#### DATA TO USE:
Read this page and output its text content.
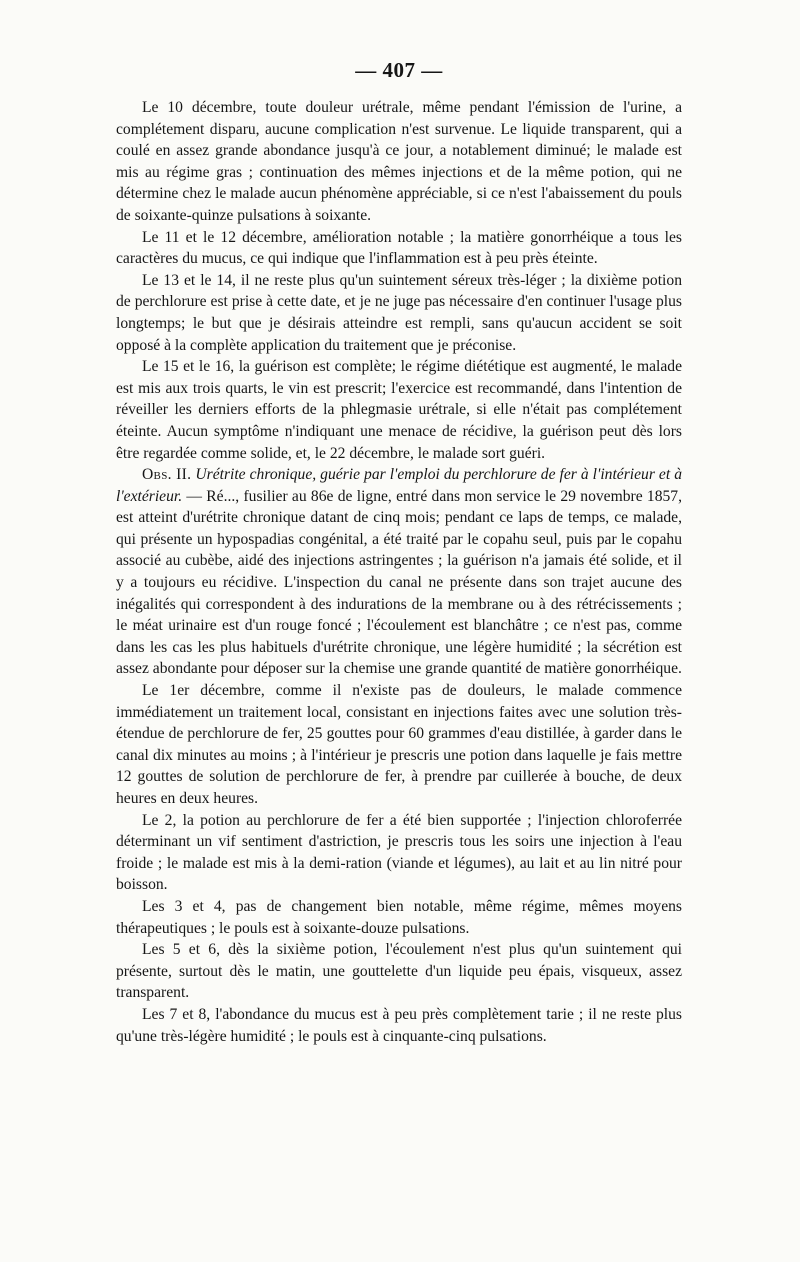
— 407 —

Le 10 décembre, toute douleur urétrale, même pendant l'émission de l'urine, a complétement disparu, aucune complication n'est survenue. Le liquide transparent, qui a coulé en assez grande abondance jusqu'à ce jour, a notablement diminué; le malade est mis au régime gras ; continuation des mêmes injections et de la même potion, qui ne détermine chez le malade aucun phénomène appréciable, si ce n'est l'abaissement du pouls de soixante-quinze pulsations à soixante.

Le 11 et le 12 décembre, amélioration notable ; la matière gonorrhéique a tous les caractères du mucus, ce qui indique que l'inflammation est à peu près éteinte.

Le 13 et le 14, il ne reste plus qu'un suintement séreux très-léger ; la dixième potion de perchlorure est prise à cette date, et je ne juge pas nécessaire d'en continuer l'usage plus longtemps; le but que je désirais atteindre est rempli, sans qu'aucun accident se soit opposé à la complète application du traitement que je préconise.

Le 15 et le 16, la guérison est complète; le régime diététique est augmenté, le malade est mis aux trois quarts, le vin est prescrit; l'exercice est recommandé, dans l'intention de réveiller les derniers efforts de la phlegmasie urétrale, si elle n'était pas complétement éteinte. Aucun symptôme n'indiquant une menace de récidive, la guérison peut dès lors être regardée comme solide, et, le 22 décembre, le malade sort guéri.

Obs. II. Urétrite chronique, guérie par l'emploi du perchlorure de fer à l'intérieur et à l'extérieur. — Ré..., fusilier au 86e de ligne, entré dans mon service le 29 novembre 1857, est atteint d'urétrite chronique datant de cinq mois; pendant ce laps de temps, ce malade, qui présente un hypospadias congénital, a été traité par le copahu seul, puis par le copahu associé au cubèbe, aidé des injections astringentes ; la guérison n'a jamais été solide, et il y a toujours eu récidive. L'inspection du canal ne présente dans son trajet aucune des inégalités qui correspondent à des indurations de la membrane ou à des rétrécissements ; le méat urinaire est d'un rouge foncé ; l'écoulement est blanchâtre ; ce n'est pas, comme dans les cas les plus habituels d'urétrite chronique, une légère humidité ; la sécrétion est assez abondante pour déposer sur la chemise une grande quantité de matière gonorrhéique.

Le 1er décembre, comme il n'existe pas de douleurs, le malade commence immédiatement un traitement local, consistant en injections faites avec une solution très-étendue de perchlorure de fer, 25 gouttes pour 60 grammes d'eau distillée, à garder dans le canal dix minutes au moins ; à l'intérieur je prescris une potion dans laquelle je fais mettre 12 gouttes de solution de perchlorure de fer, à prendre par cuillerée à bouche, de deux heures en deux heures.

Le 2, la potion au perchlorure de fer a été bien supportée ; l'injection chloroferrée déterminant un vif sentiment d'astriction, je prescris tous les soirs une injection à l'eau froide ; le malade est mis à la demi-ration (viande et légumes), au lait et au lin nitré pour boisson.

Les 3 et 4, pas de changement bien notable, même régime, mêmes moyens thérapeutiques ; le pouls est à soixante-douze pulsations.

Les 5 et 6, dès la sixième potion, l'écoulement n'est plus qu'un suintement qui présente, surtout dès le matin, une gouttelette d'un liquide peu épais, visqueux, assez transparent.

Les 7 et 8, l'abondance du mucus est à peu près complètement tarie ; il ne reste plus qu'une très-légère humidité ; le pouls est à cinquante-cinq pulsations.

#### TASK GOAL:
All of the records above must be copied exactly, except for the pictures.

#### ANSWER FOR THE TASK:
Read this page and output its text content.
— 407 —

Le 10 décembre, toute douleur urétrale, même pendant l'émission de l'urine, a complétement disparu, aucune complication n'est survenue. Le liquide transparent, qui a coulé en assez grande abondance jusqu'à ce jour, a notablement diminué; le malade est mis au régime gras ; continuation des mêmes injections et de la même potion, qui ne détermine chez le malade aucun phénomène appréciable, si ce n'est l'abaissement du pouls de soixante-quinze pulsations à soixante.

Le 11 et le 12 décembre, amélioration notable ; la matière gonorrhéique a tous les caractères du mucus, ce qui indique que l'inflammation est à peu près éteinte.

Le 13 et le 14, il ne reste plus qu'un suintement séreux très-léger ; la dixième potion de perchlorure est prise à cette date, et je ne juge pas nécessaire d'en continuer l'usage plus longtemps; le but que je désirais atteindre est rempli, sans qu'aucun accident se soit opposé à la complète application du traitement que je préconise.

Le 15 et le 16, la guérison est complète; le régime diététique est augmenté, le malade est mis aux trois quarts, le vin est prescrit; l'exercice est recommandé, dans l'intention de réveiller les derniers efforts de la phlegmasie urétrale, si elle n'était pas complétement éteinte. Aucun symptôme n'indiquant une menace de récidive, la guérison peut dès lors être regardée comme solide, et, le 22 décembre, le malade sort guéri.

Obs. II. Urétrite chronique, guérie par l'emploi du perchlorure de fer à l'intérieur et à l'extérieur. — Ré..., fusilier au 86e de ligne, entré dans mon service le 29 novembre 1857, est atteint d'urétrite chronique datant de cinq mois; pendant ce laps de temps, ce malade, qui présente un hypospadias congénital, a été traité par le copahu seul, puis par le copahu associé au cubèbe, aidé des injections astringentes ; la guérison n'a jamais été solide, et il y a toujours eu récidive. L'inspection du canal ne présente dans son trajet aucune des inégalités qui correspondent à des indurations de la membrane ou à des rétrécissements ; le méat urinaire est d'un rouge foncé ; l'écoulement est blanchâtre ; ce n'est pas, comme dans les cas les plus habituels d'urétrite chronique, une légère humidité ; la sécrétion est assez abondante pour déposer sur la chemise une grande quantité de matière gonorrhéique.

Le 1er décembre, comme il n'existe pas de douleurs, le malade commence immédiatement un traitement local, consistant en injections faites avec une solution très-étendue de perchlorure de fer, 25 gouttes pour 60 grammes d'eau distillée, à garder dans le canal dix minutes au moins ; à l'intérieur je prescris une potion dans laquelle je fais mettre 12 gouttes de solution de perchlorure de fer, à prendre par cuillerée à bouche, de deux heures en deux heures.

Le 2, la potion au perchlorure de fer a été bien supportée ; l'injection chloroferrée déterminant un vif sentiment d'astriction, je prescris tous les soirs une injection à l'eau froide ; le malade est mis à la demi-ration (viande et légumes), au lait et au lin nitré pour boisson.

Les 3 et 4, pas de changement bien notable, même régime, mêmes moyens thérapeutiques ; le pouls est à soixante-douze pulsations.

Les 5 et 6, dès la sixième potion, l'écoulement n'est plus qu'un suintement qui présente, surtout dès le matin, une gouttelette d'un liquide peu épais, visqueux, assez transparent.

Les 7 et 8, l'abondance du mucus est à peu près complètement tarie ; il ne reste plus qu'une très-légère humidité ; le pouls est à cinquante-cinq pulsations.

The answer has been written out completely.